Exercise details :: Where does the string "Cancel" appear in the records? Copy every line that contains it.

Data listing ::
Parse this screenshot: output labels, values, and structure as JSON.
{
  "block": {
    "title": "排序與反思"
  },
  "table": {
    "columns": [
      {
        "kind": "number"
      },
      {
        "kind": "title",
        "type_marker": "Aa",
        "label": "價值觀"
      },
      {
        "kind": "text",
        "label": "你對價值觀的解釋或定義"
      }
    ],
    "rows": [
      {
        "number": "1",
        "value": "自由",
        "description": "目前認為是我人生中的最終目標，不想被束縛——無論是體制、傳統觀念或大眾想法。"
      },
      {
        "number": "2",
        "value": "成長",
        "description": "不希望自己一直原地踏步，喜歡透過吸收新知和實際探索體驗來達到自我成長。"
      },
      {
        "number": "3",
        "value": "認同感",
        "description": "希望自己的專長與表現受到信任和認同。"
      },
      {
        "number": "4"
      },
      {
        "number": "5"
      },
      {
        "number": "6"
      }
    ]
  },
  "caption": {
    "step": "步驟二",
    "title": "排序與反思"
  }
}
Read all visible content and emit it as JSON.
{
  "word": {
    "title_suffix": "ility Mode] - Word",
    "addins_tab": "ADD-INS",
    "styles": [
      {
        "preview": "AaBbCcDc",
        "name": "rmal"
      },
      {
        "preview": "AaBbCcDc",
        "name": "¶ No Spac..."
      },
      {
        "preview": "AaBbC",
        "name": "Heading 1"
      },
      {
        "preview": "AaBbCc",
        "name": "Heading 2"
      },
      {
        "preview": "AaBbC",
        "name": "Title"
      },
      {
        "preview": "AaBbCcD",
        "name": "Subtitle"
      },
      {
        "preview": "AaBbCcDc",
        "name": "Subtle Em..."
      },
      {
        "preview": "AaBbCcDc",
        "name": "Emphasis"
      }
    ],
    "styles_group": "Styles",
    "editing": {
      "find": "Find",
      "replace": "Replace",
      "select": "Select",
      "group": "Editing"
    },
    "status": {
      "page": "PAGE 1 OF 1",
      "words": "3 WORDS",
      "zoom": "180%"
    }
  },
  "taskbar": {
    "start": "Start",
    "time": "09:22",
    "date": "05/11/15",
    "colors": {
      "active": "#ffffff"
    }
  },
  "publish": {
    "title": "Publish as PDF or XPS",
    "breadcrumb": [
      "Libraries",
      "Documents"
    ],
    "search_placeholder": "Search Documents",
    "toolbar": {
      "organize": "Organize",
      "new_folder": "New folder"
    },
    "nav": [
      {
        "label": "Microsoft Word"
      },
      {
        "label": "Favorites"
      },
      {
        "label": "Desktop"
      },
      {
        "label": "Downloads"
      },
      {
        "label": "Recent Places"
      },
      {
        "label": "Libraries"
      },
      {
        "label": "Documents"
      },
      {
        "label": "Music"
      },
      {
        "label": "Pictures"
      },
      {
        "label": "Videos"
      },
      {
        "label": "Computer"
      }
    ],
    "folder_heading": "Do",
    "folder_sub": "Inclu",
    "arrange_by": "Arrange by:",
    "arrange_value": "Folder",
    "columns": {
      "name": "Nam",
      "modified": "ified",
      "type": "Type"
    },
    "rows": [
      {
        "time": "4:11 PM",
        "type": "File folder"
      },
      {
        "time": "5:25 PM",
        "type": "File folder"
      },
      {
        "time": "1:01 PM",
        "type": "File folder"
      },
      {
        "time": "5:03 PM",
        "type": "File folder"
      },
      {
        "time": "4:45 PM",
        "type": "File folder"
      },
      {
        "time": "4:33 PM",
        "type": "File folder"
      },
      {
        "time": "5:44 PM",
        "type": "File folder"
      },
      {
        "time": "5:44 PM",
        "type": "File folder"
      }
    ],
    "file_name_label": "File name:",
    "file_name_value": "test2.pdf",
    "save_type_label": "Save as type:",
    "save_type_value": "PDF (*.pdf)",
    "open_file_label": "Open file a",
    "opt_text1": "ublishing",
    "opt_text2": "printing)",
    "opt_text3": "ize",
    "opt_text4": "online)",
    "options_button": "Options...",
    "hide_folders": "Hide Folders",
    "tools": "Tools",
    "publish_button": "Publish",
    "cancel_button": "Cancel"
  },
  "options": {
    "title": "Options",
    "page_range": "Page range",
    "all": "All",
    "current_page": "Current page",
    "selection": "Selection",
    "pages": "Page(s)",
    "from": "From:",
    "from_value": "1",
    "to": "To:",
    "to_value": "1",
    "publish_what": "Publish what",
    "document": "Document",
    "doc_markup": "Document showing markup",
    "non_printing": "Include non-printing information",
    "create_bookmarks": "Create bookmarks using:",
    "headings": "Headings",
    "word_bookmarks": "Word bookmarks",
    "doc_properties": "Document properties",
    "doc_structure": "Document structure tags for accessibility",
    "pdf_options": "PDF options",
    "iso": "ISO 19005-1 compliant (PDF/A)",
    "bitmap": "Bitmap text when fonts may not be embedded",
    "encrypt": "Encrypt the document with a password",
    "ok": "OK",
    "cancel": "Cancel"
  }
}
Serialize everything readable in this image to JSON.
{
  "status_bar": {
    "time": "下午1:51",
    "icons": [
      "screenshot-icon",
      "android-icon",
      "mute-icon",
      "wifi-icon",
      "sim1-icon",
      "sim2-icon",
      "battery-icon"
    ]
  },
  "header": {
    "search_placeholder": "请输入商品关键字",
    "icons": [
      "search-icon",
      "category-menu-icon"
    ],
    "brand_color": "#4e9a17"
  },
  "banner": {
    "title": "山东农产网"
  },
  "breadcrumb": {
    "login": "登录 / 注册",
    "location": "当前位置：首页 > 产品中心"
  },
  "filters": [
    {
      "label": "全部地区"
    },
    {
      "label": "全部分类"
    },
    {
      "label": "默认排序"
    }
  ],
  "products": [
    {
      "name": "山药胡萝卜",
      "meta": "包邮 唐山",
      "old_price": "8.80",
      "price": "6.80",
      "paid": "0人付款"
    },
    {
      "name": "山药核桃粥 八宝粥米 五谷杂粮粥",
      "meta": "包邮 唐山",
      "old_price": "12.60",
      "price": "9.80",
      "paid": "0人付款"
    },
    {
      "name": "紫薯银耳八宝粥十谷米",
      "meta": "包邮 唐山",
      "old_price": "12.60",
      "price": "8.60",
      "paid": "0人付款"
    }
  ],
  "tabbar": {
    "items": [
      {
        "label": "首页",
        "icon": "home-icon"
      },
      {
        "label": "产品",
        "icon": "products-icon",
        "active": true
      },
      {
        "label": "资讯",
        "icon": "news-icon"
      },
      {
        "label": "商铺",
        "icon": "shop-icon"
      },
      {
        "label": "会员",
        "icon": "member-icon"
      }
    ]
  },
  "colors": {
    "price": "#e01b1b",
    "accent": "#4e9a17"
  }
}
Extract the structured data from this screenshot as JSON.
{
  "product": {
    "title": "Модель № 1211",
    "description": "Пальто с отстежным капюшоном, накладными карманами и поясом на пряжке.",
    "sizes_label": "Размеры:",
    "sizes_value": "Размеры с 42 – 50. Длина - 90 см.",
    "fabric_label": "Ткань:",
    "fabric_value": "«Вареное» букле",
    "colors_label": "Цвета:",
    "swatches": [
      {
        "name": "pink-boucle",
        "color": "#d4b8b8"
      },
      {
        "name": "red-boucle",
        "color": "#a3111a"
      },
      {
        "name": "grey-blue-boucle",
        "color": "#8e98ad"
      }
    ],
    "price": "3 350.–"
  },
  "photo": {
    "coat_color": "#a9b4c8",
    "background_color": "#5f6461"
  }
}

Written reply ::
    "cancel_button": "Cancel"
    "cancel": "Cancel"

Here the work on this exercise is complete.